(Extracted data entries)
>> BEGIN
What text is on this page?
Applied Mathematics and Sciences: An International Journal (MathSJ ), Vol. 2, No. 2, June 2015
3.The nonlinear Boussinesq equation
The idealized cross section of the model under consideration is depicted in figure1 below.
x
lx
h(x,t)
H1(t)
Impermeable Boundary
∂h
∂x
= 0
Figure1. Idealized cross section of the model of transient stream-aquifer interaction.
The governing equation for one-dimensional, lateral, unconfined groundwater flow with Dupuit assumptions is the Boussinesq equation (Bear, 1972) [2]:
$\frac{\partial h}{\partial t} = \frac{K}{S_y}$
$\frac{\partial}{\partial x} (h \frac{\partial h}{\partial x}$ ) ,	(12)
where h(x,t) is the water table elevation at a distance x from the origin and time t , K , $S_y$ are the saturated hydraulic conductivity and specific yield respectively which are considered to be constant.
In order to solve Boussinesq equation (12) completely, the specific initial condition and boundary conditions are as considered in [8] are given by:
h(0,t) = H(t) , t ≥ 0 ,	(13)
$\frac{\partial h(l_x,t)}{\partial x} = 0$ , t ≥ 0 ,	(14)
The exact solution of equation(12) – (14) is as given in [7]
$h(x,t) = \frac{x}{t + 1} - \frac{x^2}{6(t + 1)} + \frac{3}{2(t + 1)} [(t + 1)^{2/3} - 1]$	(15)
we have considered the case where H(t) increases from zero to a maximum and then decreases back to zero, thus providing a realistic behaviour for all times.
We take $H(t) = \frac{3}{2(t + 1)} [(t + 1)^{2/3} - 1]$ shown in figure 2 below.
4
>> END
▶ _What is needed_:
Check the data for the word "frac" and pull out the lines that have it.

▶ _Result_:
$\frac{\partial h}{\partial t} = \frac{K}{S_y}$
$\frac{\partial}{\partial x} (h \frac{\partial h}{\partial x}$ ) ,	(12)
$\frac{\partial h(l_x,t)}{\partial x} = 0$ , t ≥ 0 ,	(14)
$h(x,t) = \frac{x}{t + 1} - \frac{x^2}{6(t + 1)} + \frac{3}{2(t + 1)} [(t + 1)^{2/3} - 1]$	(15)
We take $H(t) = \frac{3}{2(t + 1)} [(t + 1)^{2/3} - 1]$ shown in figure 2 below.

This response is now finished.